> [Exercise objective]
Below is some material; set it all down exactly, apart from the pictures.

> [Saved entries]
┌────────

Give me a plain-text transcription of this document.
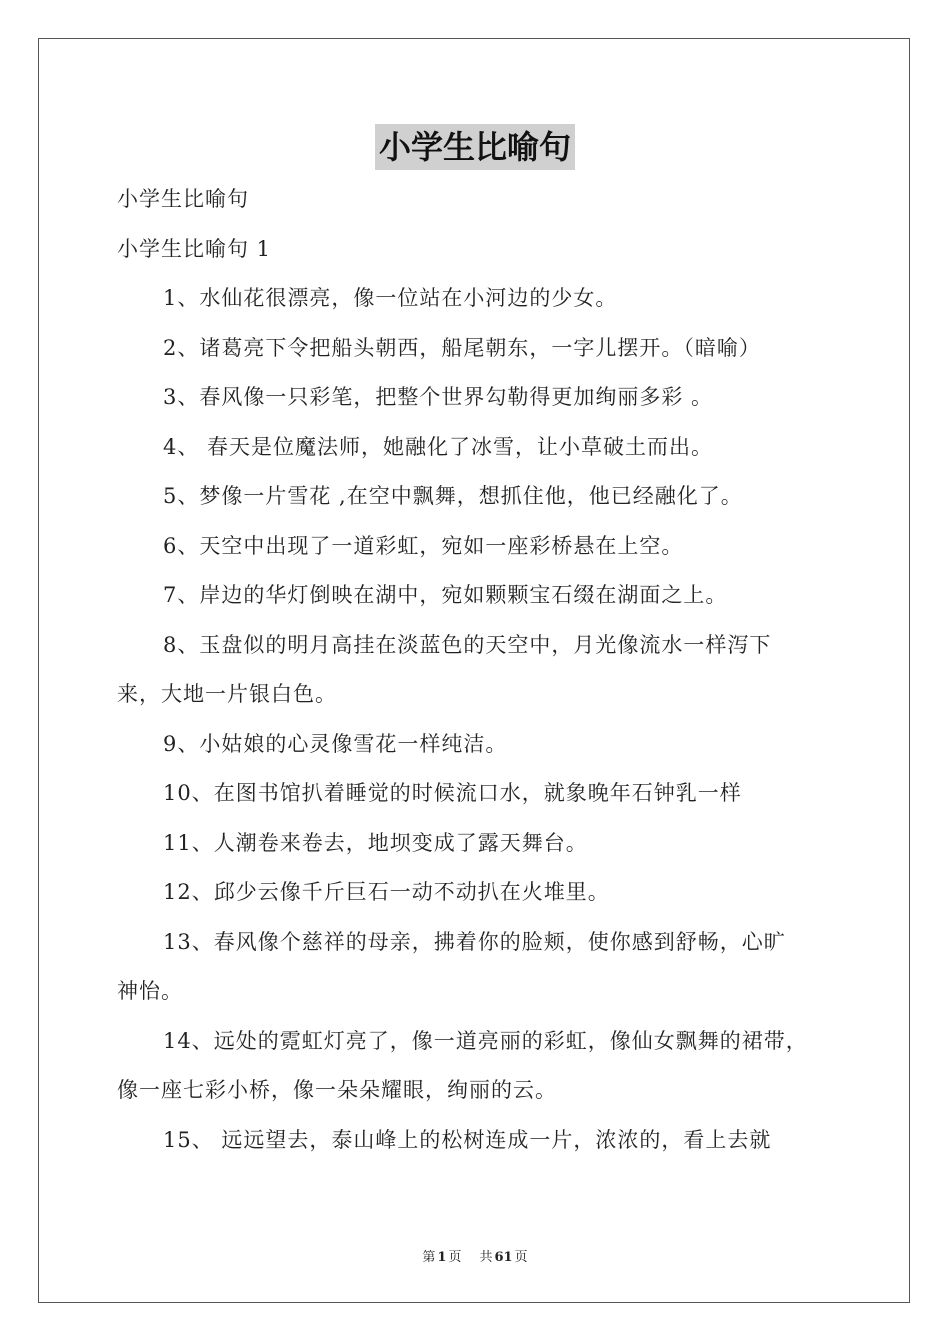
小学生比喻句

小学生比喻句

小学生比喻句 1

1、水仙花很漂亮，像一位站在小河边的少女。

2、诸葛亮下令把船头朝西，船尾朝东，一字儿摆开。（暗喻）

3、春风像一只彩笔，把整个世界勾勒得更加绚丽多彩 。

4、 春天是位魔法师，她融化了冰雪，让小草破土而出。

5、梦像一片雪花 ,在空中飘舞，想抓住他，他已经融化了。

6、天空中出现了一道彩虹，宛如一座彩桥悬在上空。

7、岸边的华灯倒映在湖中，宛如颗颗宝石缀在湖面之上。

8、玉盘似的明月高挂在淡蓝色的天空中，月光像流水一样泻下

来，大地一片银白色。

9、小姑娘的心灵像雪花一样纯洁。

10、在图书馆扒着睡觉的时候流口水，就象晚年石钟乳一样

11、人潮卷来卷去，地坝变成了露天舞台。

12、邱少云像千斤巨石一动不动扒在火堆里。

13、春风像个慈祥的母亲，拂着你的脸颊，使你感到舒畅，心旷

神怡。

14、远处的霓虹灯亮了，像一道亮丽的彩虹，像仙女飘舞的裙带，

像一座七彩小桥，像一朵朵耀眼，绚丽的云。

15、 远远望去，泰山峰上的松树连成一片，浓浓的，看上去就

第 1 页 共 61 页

└────────

> [Output of the exercise]
Give me a plain-text transcription of this document.
小学生比喻句

小学生比喻句

小学生比喻句 1

1、水仙花很漂亮，像一位站在小河边的少女。

2、诸葛亮下令把船头朝西，船尾朝东，一字儿摆开。（暗喻）

3、春风像一只彩笔，把整个世界勾勒得更加绚丽多彩 。

4、 春天是位魔法师，她融化了冰雪，让小草破土而出。

5、梦像一片雪花 ,在空中飘舞，想抓住他，他已经融化了。

6、天空中出现了一道彩虹，宛如一座彩桥悬在上空。

7、岸边的华灯倒映在湖中，宛如颗颗宝石缀在湖面之上。

8、玉盘似的明月高挂在淡蓝色的天空中，月光像流水一样泻下

来，大地一片银白色。

9、小姑娘的心灵像雪花一样纯洁。

10、在图书馆扒着睡觉的时候流口水，就象晚年石钟乳一样

11、人潮卷来卷去，地坝变成了露天舞台。

12、邱少云像千斤巨石一动不动扒在火堆里。

13、春风像个慈祥的母亲，拂着你的脸颊，使你感到舒畅，心旷

神怡。

14、远处的霓虹灯亮了，像一道亮丽的彩虹，像仙女飘舞的裙带，

像一座七彩小桥，像一朵朵耀眼，绚丽的云。

15、 远远望去，泰山峰上的松树连成一片，浓浓的，看上去就

第 1 页 共 61 页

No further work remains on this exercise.